> [RECORDS FOR THE EXERCISE]

········

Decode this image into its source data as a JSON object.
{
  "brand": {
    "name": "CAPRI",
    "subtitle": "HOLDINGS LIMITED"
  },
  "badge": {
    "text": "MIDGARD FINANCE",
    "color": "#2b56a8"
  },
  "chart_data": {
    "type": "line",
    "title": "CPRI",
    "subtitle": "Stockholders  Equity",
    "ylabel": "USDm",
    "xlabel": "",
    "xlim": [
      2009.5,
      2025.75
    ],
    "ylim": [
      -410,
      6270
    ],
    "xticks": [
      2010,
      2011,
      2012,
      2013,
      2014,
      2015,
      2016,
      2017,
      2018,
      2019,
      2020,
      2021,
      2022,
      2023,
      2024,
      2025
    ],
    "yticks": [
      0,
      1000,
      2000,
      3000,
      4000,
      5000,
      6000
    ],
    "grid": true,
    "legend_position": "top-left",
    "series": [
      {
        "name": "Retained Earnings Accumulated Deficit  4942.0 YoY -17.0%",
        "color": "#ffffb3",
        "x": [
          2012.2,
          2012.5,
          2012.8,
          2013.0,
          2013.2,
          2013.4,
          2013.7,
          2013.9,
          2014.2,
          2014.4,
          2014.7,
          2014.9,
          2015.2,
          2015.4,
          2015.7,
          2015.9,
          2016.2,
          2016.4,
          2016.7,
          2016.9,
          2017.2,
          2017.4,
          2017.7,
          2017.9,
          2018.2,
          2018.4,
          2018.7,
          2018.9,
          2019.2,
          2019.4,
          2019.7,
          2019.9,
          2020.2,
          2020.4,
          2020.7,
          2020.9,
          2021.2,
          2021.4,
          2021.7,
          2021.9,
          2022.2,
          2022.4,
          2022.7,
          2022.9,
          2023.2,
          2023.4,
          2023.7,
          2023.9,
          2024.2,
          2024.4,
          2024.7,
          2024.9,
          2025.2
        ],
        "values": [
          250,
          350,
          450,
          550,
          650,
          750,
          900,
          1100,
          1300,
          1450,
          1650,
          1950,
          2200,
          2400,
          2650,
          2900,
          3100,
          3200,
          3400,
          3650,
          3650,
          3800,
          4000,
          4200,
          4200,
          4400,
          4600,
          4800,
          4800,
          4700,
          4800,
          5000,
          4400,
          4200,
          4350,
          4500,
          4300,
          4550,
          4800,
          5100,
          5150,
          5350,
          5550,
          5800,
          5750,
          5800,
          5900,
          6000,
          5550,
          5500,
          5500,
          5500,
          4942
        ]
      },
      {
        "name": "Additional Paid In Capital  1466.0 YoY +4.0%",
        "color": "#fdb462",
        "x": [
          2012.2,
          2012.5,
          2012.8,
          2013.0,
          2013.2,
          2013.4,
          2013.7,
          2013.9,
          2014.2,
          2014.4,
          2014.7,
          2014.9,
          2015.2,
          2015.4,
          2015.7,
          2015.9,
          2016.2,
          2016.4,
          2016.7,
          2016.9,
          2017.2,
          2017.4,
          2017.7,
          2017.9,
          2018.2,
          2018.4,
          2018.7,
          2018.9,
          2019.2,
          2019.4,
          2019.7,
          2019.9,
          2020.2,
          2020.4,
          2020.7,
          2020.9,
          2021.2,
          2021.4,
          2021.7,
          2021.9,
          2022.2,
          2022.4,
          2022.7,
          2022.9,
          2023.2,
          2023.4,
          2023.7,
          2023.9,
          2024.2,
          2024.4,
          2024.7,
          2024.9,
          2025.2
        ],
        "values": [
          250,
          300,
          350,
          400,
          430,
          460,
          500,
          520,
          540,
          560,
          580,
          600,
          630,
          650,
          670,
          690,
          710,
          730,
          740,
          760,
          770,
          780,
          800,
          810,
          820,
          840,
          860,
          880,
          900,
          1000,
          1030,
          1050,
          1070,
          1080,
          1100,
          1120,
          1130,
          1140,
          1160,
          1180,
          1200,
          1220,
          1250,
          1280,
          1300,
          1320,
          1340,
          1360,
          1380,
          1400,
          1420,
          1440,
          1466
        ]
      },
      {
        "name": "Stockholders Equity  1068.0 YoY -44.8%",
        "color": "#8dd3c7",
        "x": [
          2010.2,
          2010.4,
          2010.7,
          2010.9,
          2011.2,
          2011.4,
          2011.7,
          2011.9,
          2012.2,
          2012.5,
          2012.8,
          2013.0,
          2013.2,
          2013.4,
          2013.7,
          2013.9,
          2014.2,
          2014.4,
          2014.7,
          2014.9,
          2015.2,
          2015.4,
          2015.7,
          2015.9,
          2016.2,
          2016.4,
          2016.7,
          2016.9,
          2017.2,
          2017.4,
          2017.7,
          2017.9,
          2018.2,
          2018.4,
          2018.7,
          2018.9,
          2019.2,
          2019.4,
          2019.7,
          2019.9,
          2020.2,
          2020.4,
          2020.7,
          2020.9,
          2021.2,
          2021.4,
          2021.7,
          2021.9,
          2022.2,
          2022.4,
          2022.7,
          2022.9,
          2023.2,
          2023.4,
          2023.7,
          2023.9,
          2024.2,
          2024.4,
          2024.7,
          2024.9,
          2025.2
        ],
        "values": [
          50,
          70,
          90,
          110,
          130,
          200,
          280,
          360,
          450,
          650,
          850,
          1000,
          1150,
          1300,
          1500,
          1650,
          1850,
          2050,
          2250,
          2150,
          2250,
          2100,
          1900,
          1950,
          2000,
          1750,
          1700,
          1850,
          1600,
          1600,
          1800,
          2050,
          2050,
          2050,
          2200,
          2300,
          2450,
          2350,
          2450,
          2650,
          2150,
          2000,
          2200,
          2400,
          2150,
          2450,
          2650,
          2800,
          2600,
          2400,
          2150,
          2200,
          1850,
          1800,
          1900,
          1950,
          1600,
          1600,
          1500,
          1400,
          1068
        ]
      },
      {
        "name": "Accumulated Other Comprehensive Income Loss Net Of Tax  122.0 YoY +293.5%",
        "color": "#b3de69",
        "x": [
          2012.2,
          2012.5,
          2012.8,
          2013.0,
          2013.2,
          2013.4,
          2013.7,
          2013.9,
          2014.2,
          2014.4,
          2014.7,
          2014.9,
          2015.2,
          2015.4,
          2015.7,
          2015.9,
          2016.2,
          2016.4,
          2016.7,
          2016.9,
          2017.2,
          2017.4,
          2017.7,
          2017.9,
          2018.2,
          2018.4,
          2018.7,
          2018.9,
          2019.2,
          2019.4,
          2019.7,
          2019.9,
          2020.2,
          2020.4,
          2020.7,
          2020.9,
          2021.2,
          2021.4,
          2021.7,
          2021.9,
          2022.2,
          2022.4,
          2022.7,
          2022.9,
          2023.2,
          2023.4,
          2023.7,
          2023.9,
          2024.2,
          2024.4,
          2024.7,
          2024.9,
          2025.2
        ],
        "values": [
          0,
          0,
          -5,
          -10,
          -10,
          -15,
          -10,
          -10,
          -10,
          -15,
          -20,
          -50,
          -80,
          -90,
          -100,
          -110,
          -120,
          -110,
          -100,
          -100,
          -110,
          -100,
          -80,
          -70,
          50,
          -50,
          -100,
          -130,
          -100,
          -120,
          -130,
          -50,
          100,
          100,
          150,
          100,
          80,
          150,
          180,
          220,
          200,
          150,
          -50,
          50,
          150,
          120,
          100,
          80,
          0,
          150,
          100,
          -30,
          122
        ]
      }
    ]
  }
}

········

> [EXERCISE]
Scan the lines for the string "Equity". Copy out each line that matches.

> [THE RESPONSE]
    "subtitle": "Stockholders  Equity",
        "name": "Stockholders Equity  1068.0 YoY -44.8%",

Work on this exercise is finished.